** Stated problem **
Rewrite the part of the listing that begins at the line containing "Enumerate the UI" and ends after the line containing "table-cell: 96-100 [489, 451, 566, 474]" as a numbered list, omitting blank lines and leaving out the pictures.

** Raw records **
══════════════════════════════

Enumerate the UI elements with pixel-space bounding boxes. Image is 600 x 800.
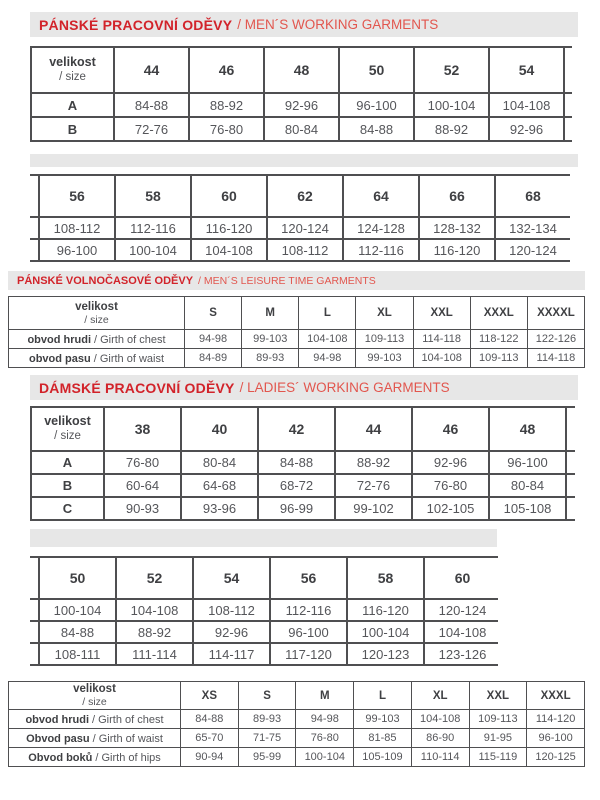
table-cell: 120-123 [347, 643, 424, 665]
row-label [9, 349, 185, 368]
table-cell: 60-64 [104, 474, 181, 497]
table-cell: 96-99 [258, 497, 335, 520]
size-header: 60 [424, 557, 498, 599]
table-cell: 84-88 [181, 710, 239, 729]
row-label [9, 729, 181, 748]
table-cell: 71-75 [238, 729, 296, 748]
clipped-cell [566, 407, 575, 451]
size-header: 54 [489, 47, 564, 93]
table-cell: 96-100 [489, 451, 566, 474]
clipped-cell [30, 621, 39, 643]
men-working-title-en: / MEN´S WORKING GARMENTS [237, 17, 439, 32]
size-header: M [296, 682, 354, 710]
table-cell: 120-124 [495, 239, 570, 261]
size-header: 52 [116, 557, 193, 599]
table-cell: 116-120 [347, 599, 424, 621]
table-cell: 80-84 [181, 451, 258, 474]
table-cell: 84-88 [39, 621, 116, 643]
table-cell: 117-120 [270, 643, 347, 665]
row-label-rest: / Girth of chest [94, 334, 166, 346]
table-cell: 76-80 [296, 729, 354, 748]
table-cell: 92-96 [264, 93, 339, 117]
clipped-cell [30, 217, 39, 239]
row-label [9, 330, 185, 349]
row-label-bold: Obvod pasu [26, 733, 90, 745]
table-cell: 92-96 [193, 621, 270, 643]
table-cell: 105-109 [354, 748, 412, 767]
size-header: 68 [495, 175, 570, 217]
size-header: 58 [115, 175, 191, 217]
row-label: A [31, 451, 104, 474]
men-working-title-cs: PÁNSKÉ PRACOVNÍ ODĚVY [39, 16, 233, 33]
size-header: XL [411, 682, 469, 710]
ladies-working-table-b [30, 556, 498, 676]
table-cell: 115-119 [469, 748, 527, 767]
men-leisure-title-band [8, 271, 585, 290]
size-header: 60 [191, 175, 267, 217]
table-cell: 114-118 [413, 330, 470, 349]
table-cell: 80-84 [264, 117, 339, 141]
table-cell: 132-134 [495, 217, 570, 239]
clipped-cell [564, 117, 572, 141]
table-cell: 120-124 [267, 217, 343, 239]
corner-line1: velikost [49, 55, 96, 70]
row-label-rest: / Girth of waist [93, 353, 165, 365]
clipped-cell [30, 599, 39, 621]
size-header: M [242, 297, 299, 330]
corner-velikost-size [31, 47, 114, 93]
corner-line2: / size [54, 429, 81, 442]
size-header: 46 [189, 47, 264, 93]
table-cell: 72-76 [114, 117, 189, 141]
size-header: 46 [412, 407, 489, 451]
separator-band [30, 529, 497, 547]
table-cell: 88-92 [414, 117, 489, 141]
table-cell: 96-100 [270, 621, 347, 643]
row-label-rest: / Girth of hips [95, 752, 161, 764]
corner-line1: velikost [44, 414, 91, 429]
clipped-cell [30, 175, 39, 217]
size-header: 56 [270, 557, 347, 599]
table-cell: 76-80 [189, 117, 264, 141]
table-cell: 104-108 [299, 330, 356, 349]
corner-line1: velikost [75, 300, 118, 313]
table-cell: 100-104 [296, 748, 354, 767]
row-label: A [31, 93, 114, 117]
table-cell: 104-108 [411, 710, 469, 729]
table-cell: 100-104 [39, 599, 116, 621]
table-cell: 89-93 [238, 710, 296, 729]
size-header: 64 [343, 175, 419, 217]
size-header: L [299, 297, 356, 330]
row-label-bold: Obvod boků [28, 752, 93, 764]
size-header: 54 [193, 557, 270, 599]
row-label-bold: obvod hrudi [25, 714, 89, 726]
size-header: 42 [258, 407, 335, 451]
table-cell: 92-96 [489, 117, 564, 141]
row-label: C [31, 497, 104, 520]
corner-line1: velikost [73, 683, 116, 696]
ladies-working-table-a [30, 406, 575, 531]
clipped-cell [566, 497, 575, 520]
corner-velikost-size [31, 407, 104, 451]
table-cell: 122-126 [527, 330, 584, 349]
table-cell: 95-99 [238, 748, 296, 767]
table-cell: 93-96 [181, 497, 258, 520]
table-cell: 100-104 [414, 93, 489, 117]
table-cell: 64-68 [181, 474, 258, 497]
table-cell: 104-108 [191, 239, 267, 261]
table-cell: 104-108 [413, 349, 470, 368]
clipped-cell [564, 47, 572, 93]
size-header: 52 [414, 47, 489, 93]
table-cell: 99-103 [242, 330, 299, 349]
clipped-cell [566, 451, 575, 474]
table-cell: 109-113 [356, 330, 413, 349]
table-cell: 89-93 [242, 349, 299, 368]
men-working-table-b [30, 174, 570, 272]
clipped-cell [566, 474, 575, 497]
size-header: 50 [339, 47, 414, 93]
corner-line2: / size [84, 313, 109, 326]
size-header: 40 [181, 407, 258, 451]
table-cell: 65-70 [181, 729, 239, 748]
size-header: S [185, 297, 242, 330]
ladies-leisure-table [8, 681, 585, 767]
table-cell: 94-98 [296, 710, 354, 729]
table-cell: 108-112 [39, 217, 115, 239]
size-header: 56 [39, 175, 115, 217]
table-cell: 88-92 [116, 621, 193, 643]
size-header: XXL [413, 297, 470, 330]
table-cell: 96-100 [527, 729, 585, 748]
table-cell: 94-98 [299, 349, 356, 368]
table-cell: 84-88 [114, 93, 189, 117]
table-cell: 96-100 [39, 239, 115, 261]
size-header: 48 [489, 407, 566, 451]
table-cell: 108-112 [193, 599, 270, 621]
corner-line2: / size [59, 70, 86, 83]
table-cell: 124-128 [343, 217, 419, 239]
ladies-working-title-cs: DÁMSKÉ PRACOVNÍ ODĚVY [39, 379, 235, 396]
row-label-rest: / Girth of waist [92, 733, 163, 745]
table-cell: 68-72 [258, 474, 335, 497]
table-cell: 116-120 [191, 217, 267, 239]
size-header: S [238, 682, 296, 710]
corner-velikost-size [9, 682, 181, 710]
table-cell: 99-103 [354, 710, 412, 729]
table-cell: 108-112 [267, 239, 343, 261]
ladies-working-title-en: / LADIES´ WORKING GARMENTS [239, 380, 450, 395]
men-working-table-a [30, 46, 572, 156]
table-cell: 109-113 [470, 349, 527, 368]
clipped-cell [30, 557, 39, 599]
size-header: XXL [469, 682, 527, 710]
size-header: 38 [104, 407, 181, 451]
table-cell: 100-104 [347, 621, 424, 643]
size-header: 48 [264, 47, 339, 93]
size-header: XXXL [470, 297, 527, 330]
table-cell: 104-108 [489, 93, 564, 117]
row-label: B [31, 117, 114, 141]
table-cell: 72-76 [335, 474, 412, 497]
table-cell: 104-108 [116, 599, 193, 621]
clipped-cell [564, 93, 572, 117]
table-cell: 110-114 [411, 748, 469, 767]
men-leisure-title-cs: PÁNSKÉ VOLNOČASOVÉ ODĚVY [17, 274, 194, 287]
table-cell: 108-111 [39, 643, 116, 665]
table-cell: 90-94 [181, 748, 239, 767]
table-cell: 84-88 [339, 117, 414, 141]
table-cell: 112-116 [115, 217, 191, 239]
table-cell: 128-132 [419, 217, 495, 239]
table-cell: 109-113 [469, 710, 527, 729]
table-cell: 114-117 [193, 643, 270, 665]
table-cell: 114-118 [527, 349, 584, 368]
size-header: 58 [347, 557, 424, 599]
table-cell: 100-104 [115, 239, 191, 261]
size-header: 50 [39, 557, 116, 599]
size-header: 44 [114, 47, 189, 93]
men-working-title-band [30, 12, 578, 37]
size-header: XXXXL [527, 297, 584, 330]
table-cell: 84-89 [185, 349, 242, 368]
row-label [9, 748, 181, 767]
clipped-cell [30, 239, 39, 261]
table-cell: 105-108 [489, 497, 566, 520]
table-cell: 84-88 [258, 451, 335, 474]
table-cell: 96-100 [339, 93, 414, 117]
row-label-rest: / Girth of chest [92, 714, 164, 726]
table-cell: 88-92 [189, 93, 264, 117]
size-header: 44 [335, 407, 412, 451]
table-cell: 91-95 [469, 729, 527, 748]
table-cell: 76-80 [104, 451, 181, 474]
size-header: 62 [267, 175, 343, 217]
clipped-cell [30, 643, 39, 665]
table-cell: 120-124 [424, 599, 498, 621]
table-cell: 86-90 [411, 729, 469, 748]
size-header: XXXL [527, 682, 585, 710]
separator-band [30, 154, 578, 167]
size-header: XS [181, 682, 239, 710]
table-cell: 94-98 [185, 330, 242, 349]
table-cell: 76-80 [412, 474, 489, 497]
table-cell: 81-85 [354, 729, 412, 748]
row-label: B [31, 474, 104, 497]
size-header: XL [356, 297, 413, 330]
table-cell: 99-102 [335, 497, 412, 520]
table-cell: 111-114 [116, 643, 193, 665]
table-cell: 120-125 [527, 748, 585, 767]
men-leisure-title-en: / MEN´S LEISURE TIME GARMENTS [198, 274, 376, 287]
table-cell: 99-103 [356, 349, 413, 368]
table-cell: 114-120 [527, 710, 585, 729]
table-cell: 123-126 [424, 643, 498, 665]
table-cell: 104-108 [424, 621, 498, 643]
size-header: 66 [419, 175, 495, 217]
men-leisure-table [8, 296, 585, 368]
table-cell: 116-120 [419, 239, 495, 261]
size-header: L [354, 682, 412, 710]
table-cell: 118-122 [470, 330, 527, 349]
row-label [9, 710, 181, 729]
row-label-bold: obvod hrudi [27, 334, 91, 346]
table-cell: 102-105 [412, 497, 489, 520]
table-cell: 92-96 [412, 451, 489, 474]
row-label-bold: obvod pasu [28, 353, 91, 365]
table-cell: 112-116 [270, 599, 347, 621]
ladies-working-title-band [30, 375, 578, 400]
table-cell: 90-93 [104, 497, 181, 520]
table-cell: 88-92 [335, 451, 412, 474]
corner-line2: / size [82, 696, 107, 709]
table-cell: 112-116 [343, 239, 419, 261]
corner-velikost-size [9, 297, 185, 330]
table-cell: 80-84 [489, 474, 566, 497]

══════════════════════════════

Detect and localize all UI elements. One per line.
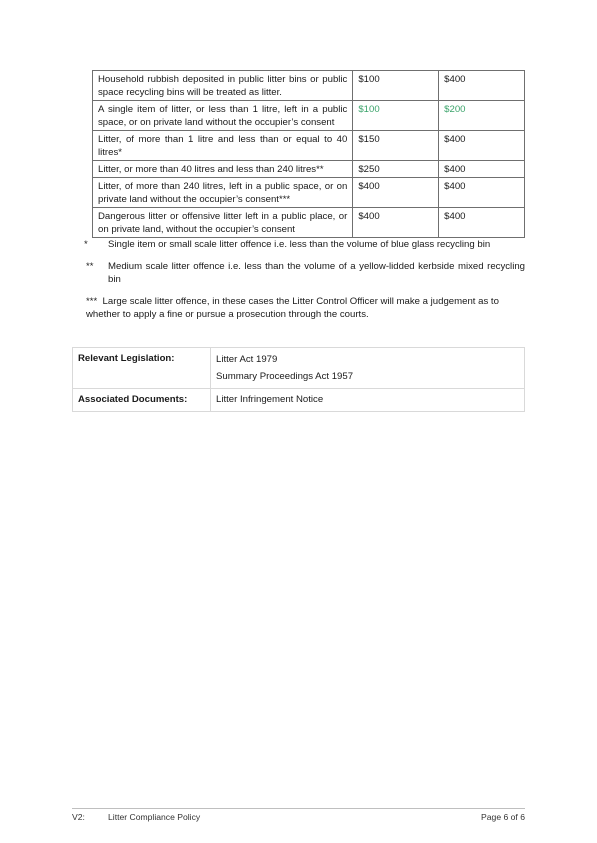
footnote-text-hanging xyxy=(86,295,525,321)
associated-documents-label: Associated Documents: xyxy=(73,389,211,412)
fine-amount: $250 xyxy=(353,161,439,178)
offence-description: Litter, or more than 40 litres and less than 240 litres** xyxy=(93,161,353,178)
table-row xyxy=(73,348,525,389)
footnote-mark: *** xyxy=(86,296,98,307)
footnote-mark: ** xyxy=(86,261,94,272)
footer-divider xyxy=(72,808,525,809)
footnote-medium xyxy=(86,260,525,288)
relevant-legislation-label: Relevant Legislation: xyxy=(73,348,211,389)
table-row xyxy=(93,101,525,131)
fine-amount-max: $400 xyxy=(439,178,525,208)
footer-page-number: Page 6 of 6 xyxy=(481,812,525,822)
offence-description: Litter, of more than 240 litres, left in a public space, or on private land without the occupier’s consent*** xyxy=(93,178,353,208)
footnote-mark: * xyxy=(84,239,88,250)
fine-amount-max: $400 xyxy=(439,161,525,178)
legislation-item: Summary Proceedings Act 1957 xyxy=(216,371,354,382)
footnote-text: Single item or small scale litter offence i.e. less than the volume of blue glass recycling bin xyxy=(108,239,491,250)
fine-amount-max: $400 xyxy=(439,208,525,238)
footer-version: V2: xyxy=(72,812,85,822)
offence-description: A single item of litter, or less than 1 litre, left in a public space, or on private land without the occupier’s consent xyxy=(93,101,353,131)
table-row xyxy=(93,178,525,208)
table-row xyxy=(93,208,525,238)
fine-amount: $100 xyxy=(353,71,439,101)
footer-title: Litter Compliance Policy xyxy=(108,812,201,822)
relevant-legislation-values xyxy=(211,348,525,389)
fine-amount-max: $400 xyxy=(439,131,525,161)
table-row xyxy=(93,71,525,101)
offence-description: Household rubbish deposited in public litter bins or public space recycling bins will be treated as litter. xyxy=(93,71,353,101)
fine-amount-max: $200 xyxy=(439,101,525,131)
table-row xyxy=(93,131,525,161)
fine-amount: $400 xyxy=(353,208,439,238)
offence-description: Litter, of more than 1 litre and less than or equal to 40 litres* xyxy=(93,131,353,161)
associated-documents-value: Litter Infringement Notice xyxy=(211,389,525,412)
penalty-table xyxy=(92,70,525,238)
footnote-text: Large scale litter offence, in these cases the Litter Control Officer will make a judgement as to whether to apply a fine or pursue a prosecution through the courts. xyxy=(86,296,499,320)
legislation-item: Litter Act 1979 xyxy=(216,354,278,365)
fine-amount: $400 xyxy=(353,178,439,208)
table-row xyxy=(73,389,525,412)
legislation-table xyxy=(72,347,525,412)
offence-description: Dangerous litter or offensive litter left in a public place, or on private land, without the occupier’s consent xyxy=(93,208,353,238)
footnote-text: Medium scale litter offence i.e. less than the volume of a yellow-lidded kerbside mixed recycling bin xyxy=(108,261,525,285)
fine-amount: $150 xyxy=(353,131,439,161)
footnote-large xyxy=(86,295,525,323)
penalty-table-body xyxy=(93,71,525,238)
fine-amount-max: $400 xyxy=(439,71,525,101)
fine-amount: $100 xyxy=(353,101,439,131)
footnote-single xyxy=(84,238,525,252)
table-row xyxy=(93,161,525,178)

══════════════════════════════

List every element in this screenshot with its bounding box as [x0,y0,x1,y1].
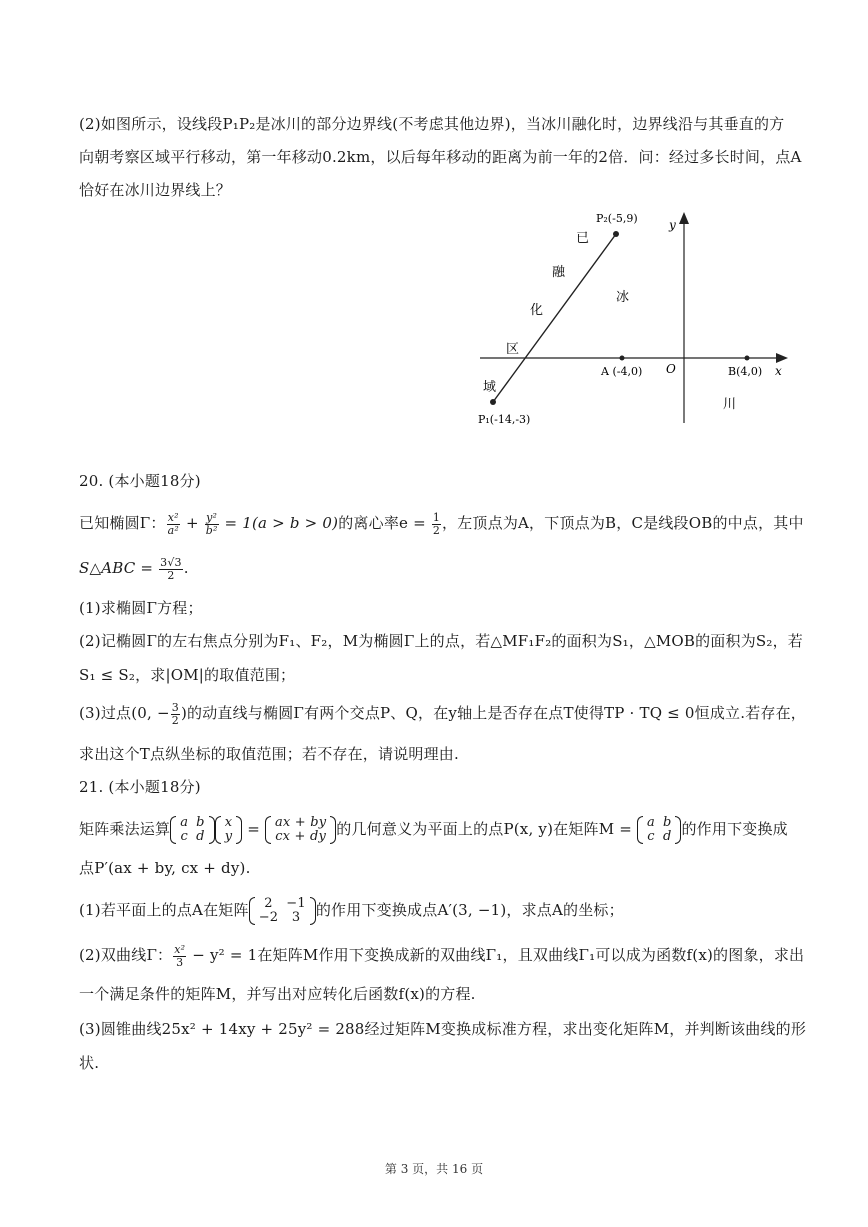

══════════════════════════════

** Full output **
1. Enumerate the UI elements with pixel-space bounding boxes. Image is 600 x 800.
2. table-cell: 120-123 [347, 643, 424, 665]
3. row-label [9, 349, 185, 368]
4. table-cell: 60-64 [104, 474, 181, 497]
5. table-cell: 96-99 [258, 497, 335, 520]
6. size-header: 60 [424, 557, 498, 599]
7. table-cell: 84-88 [181, 710, 239, 729]
8. row-label [9, 729, 181, 748]
9. table-cell: 71-75 [238, 729, 296, 748]
10. clipped-cell [566, 407, 575, 451]
11. size-header: 54 [489, 47, 564, 93]
12. table-cell: 96-100 [489, 451, 566, 474]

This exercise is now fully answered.